Collected data:
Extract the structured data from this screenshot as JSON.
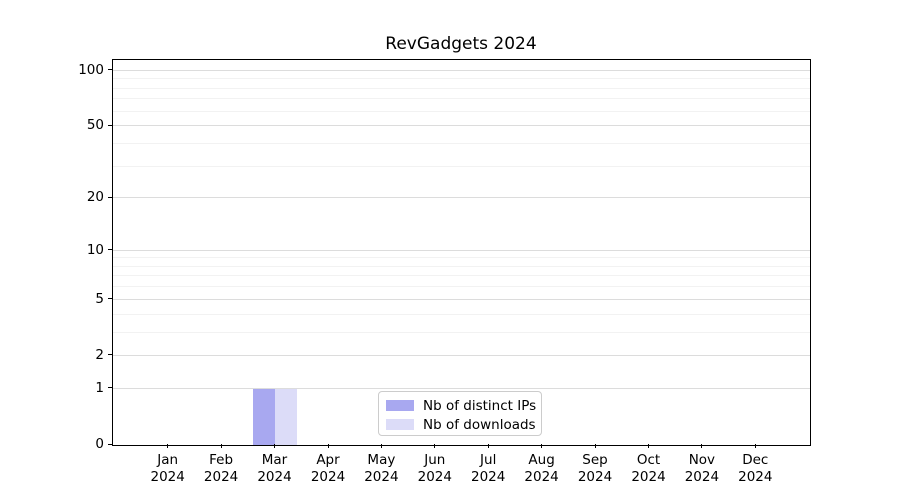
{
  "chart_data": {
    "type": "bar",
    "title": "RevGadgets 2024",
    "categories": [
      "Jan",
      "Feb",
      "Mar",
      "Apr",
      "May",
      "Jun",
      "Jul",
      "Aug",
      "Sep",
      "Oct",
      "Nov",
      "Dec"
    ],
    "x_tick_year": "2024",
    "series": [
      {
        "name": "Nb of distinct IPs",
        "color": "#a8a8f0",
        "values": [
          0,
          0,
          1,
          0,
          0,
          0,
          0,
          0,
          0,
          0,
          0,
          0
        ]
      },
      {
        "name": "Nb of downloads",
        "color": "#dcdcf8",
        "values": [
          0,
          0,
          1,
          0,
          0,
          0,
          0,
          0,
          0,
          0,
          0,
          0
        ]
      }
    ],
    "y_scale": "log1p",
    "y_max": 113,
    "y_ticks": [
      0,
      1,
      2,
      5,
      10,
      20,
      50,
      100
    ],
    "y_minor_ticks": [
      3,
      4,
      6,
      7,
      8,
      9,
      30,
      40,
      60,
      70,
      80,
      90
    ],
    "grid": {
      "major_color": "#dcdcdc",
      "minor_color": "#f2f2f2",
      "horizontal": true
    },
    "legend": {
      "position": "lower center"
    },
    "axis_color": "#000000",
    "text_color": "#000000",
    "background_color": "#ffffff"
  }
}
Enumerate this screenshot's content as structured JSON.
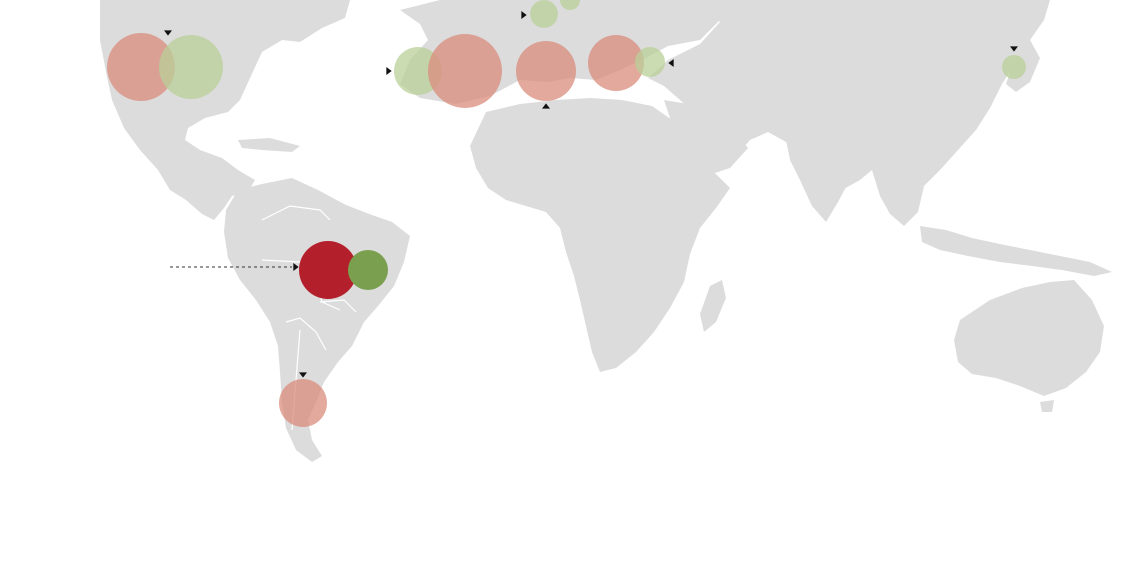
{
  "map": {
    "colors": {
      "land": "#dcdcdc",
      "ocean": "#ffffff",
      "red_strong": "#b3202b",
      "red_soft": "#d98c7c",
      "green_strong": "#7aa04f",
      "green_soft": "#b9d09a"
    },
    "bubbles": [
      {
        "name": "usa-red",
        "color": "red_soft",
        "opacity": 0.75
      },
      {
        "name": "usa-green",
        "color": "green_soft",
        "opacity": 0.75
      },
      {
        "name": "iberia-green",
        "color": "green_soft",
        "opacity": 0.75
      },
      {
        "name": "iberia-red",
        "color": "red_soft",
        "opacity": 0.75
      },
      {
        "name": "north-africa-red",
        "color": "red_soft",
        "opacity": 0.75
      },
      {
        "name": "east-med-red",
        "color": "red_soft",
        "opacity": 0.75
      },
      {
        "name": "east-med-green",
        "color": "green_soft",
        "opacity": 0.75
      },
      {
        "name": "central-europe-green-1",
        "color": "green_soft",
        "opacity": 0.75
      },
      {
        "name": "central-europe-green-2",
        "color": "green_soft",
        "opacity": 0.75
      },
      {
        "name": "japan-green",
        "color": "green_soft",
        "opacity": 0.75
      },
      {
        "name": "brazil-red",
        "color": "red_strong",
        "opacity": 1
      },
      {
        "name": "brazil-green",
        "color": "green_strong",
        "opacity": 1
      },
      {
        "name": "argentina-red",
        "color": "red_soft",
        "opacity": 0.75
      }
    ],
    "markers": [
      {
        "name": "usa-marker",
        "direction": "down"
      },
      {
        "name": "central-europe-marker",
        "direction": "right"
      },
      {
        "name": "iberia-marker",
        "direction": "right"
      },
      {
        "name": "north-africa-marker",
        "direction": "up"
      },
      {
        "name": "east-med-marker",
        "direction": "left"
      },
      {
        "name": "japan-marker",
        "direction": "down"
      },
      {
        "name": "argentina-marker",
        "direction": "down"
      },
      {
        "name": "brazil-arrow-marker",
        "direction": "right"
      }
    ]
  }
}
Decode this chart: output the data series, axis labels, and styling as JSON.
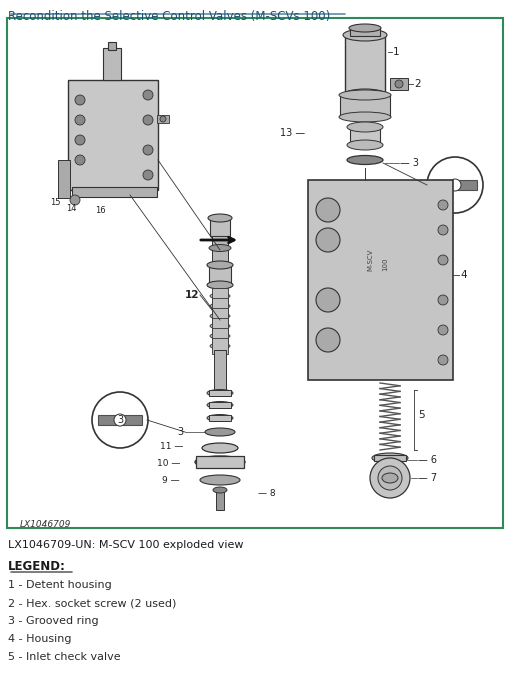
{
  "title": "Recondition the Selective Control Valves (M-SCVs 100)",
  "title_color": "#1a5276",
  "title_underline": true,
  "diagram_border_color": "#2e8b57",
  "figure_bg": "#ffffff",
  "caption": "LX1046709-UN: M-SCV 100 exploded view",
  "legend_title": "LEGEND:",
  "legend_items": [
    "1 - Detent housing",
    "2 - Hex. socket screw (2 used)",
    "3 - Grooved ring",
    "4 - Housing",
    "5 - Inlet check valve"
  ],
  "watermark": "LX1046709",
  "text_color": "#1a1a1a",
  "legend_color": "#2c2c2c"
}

**The task**
Each entry should be repeated exactly as it appears; the pictures stay out.

**Solved exercise**
Extract the structured data from this screenshot as JSON.
{
  "chart_data": {
    "type": "bar",
    "title": "RevGadgets 2024",
    "categories": [
      "Jan",
      "Feb",
      "Mar",
      "Apr",
      "May",
      "Jun",
      "Jul",
      "Aug",
      "Sep",
      "Oct",
      "Nov",
      "Dec"
    ],
    "x_tick_year": "2024",
    "series": [
      {
        "name": "Nb of distinct IPs",
        "color": "#a8a8f0",
        "values": [
          0,
          0,
          1,
          0,
          0,
          0,
          0,
          0,
          0,
          0,
          0,
          0
        ]
      },
      {
        "name": "Nb of downloads",
        "color": "#dcdcf8",
        "values": [
          0,
          0,
          1,
          0,
          0,
          0,
          0,
          0,
          0,
          0,
          0,
          0
        ]
      }
    ],
    "y_scale": "log1p",
    "y_max": 113,
    "y_ticks": [
      0,
      1,
      2,
      5,
      10,
      20,
      50,
      100
    ],
    "y_minor_ticks": [
      3,
      4,
      6,
      7,
      8,
      9,
      30,
      40,
      60,
      70,
      80,
      90
    ],
    "grid": {
      "major_color": "#dcdcdc",
      "minor_color": "#f2f2f2",
      "horizontal": true
    },
    "legend": {
      "position": "lower center"
    },
    "axis_color": "#000000",
    "text_color": "#000000",
    "background_color": "#ffffff"
  }
}
Enumerate this screenshot's content as structured JSON.
{
  "map": {
    "colors": {
      "land": "#dcdcdc",
      "ocean": "#ffffff",
      "red_strong": "#b3202b",
      "red_soft": "#d98c7c",
      "green_strong": "#7aa04f",
      "green_soft": "#b9d09a"
    },
    "bubbles": [
      {
        "name": "usa-red",
        "color": "red_soft",
        "opacity": 0.75
      },
      {
        "name": "usa-green",
        "color": "green_soft",
        "opacity": 0.75
      },
      {
        "name": "iberia-green",
        "color": "green_soft",
        "opacity": 0.75
      },
      {
        "name": "iberia-red",
        "color": "red_soft",
        "opacity": 0.75
      },
      {
        "name": "north-africa-red",
        "color": "red_soft",
        "opacity": 0.75
      },
      {
        "name": "east-med-red",
        "color": "red_soft",
        "opacity": 0.75
      },
      {
        "name": "east-med-green",
        "color": "green_soft",
        "opacity": 0.75
      },
      {
        "name": "central-europe-green-1",
        "color": "green_soft",
        "opacity": 0.75
      },
      {
        "name": "central-europe-green-2",
        "color": "green_soft",
        "opacity": 0.75
      },
      {
        "name": "japan-green",
        "color": "green_soft",
        "opacity": 0.75
      },
      {
        "name": "brazil-red",
        "color": "red_strong",
        "opacity": 1
      },
      {
        "name": "brazil-green",
        "color": "green_strong",
        "opacity": 1
      },
      {
        "name": "argentina-red",
        "color": "red_soft",
        "opacity": 0.75
      }
    ],
    "markers": [
      {
        "name": "usa-marker",
        "direction": "down"
      },
      {
        "name": "central-europe-marker",
        "direction": "right"
      },
      {
        "name": "iberia-marker",
        "direction": "right"
      },
      {
        "name": "north-africa-marker",
        "direction": "up"
      },
      {
        "name": "east-med-marker",
        "direction": "left"
      },
      {
        "name": "japan-marker",
        "direction": "down"
      },
      {
        "name": "argentina-marker",
        "direction": "down"
      },
      {
        "name": "brazil-arrow-marker",
        "direction": "right"
      }
    ]
  }
}
Decode this chart: output the data series, axis labels, and styling as JSON.
{
  "title": "Recondition the Selective Control Valves (M-SCVs 100)",
  "title_color": "#1a5276",
  "title_underline": true,
  "diagram_border_color": "#2e8b57",
  "figure_bg": "#ffffff",
  "caption": "LX1046709-UN: M-SCV 100 exploded view",
  "legend_title": "LEGEND:",
  "legend_items": [
    "1 - Detent housing",
    "2 - Hex. socket screw (2 used)",
    "3 - Grooved ring",
    "4 - Housing",
    "5 - Inlet check valve"
  ],
  "watermark": "LX1046709",
  "text_color": "#1a1a1a",
  "legend_color": "#2c2c2c"
}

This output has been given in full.